===== PROVIDED MATERIAL

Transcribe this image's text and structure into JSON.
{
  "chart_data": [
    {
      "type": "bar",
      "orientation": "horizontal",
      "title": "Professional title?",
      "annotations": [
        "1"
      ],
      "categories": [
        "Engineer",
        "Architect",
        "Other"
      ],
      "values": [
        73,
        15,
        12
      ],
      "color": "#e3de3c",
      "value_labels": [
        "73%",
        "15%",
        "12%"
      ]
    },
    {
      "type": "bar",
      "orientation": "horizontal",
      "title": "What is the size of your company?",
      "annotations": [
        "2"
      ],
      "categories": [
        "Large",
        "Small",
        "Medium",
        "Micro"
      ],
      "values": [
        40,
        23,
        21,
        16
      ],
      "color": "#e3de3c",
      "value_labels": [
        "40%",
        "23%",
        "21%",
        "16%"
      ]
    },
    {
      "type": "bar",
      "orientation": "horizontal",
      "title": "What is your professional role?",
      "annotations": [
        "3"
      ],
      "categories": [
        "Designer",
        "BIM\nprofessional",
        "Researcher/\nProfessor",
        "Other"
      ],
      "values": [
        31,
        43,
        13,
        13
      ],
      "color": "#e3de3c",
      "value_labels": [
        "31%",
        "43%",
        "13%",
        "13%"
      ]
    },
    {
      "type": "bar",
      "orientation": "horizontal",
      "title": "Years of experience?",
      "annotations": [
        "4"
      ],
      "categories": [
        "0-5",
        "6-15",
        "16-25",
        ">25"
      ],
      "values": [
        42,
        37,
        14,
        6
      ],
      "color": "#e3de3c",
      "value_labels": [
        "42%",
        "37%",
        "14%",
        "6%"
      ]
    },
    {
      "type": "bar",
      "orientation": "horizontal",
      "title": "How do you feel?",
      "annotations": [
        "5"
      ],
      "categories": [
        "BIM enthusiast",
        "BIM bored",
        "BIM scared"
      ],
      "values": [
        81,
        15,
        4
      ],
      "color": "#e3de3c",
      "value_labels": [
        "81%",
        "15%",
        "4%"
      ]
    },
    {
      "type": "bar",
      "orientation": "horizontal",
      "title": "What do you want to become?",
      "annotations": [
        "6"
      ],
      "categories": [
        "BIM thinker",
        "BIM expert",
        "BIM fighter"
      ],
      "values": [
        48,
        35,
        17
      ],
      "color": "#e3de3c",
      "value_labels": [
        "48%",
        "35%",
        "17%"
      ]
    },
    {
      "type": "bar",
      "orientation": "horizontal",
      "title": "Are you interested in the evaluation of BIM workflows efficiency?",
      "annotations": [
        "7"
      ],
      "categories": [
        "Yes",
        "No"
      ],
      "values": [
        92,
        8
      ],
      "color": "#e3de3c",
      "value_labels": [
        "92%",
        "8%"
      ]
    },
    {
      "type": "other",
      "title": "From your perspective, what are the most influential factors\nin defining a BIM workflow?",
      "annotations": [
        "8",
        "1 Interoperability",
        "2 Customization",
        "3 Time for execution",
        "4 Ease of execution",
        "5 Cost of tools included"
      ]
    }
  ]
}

==========

▶ _REQUIRED TASK_
Copy every line of the material, please, keeping it exactly the same.

▶ _OUTPUT_
Transcribe this image's text and structure into JSON.
{
  "chart_data": [
    {
      "type": "bar",
      "orientation": "horizontal",
      "title": "Professional title?",
      "annotations": [
        "1"
      ],
      "categories": [
        "Engineer",
        "Architect",
        "Other"
      ],
      "values": [
        73,
        15,
        12
      ],
      "color": "#e3de3c",
      "value_labels": [
        "73%",
        "15%",
        "12%"
      ]
    },
    {
      "type": "bar",
      "orientation": "horizontal",
      "title": "What is the size of your company?",
      "annotations": [
        "2"
      ],
      "categories": [
        "Large",
        "Small",
        "Medium",
        "Micro"
      ],
      "values": [
        40,
        23,
        21,
        16
      ],
      "color": "#e3de3c",
      "value_labels": [
        "40%",
        "23%",
        "21%",
        "16%"
      ]
    },
    {
      "type": "bar",
      "orientation": "horizontal",
      "title": "What is your professional role?",
      "annotations": [
        "3"
      ],
      "categories": [
        "Designer",
        "BIM\nprofessional",
        "Researcher/\nProfessor",
        "Other"
      ],
      "values": [
        31,
        43,
        13,
        13
      ],
      "color": "#e3de3c",
      "value_labels": [
        "31%",
        "43%",
        "13%",
        "13%"
      ]
    },
    {
      "type": "bar",
      "orientation": "horizontal",
      "title": "Years of experience?",
      "annotations": [
        "4"
      ],
      "categories": [
        "0-5",
        "6-15",
        "16-25",
        ">25"
      ],
      "values": [
        42,
        37,
        14,
        6
      ],
      "color": "#e3de3c",
      "value_labels": [
        "42%",
        "37%",
        "14%",
        "6%"
      ]
    },
    {
      "type": "bar",
      "orientation": "horizontal",
      "title": "How do you feel?",
      "annotations": [
        "5"
      ],
      "categories": [
        "BIM enthusiast",
        "BIM bored",
        "BIM scared"
      ],
      "values": [
        81,
        15,
        4
      ],
      "color": "#e3de3c",
      "value_labels": [
        "81%",
        "15%",
        "4%"
      ]
    },
    {
      "type": "bar",
      "orientation": "horizontal",
      "title": "What do you want to become?",
      "annotations": [
        "6"
      ],
      "categories": [
        "BIM thinker",
        "BIM expert",
        "BIM fighter"
      ],
      "values": [
        48,
        35,
        17
      ],
      "color": "#e3de3c",
      "value_labels": [
        "48%",
        "35%",
        "17%"
      ]
    },
    {
      "type": "bar",
      "orientation": "horizontal",
      "title": "Are you interested in the evaluation of BIM workflows efficiency?",
      "annotations": [
        "7"
      ],
      "categories": [
        "Yes",
        "No"
      ],
      "values": [
        92,
        8
      ],
      "color": "#e3de3c",
      "value_labels": [
        "92%",
        "8%"
      ]
    },
    {
      "type": "other",
      "title": "From your perspective, what are the most influential factors\nin defining a BIM workflow?",
      "annotations": [
        "8",
        "1 Interoperability",
        "2 Customization",
        "3 Time for execution",
        "4 Ease of execution",
        "5 Cost of tools included"
      ]
    }
  ]
}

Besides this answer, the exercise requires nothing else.